## GIVEN TASK:
Of all the lines in the material, how many include the word "multiple"? Give only the number.

Excerpt from a dataset
━━━━━━━━━━━━━━━━

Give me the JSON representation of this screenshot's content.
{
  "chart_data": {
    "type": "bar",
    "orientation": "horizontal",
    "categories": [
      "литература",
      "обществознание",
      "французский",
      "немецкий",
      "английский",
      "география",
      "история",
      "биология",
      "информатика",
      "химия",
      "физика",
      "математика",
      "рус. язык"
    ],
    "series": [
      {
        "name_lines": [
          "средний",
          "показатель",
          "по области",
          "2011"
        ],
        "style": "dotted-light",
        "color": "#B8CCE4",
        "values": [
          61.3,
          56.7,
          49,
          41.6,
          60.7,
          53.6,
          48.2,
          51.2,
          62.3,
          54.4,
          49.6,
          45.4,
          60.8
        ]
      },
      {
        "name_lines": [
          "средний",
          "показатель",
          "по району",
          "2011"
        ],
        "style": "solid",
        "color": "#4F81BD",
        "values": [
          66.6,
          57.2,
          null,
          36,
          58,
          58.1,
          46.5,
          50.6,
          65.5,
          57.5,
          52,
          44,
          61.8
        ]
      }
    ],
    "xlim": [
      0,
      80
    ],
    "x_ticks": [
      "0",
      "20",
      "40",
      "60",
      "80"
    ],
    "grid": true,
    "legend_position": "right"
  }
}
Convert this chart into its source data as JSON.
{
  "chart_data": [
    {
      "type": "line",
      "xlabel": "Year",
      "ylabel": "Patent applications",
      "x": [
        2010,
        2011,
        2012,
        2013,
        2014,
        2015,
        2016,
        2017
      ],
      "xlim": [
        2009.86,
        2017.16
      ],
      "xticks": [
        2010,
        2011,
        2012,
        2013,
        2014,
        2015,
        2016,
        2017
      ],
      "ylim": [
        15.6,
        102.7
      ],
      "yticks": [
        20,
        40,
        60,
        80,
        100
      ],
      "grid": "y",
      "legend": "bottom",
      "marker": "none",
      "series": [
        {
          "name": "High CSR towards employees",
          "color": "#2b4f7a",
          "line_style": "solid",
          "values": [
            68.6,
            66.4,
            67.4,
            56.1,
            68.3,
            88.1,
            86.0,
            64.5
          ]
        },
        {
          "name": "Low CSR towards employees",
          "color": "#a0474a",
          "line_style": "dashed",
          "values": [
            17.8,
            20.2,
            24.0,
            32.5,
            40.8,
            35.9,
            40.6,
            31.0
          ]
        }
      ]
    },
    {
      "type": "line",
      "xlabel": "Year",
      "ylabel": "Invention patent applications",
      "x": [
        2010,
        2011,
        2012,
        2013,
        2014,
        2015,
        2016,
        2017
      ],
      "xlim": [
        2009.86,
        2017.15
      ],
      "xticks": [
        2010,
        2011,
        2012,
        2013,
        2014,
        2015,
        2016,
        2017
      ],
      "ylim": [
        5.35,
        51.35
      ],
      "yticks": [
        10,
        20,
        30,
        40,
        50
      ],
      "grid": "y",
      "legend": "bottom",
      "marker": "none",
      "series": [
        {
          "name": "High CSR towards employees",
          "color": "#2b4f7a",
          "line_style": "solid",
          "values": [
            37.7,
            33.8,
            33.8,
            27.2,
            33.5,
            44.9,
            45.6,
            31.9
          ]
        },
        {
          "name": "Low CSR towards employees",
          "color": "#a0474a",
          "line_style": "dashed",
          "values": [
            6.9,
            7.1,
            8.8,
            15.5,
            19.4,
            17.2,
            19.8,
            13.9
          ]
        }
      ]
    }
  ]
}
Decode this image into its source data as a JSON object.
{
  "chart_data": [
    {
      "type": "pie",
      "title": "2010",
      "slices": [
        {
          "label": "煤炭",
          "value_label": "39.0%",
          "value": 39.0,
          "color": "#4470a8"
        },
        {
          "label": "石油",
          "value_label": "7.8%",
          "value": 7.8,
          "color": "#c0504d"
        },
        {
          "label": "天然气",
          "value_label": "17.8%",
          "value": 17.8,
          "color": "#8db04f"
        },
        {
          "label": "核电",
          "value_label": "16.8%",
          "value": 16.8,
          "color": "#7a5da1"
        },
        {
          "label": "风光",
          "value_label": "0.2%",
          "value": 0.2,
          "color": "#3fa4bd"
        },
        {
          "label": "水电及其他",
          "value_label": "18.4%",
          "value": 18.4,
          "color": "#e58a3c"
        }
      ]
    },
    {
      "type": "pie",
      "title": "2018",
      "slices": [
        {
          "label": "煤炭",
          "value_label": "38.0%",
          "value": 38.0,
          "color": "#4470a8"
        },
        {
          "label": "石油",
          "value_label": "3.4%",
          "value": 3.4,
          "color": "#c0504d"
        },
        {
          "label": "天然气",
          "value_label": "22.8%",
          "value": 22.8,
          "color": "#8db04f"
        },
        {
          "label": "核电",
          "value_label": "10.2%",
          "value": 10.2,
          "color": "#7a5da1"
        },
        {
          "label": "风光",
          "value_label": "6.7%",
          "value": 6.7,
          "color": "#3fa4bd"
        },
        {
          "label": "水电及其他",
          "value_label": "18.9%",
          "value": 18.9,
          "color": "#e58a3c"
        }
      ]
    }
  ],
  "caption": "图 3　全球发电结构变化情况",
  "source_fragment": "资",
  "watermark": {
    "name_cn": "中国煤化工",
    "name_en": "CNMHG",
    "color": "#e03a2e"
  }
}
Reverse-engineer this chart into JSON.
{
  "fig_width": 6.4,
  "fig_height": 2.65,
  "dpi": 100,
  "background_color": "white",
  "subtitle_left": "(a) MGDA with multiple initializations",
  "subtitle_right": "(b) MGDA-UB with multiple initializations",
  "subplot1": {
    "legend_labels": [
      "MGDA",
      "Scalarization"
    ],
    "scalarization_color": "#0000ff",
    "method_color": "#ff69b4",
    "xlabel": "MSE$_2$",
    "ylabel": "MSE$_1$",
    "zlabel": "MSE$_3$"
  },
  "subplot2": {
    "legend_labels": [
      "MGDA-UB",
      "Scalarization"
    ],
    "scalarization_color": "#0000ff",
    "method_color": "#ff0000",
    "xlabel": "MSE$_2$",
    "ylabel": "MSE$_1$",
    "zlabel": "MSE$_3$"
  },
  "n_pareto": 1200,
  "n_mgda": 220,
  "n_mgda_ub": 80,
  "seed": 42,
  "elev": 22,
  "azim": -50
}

━━━━━━━━━━━━━━━━

## RESPONSE TO THE EXERCISE:
2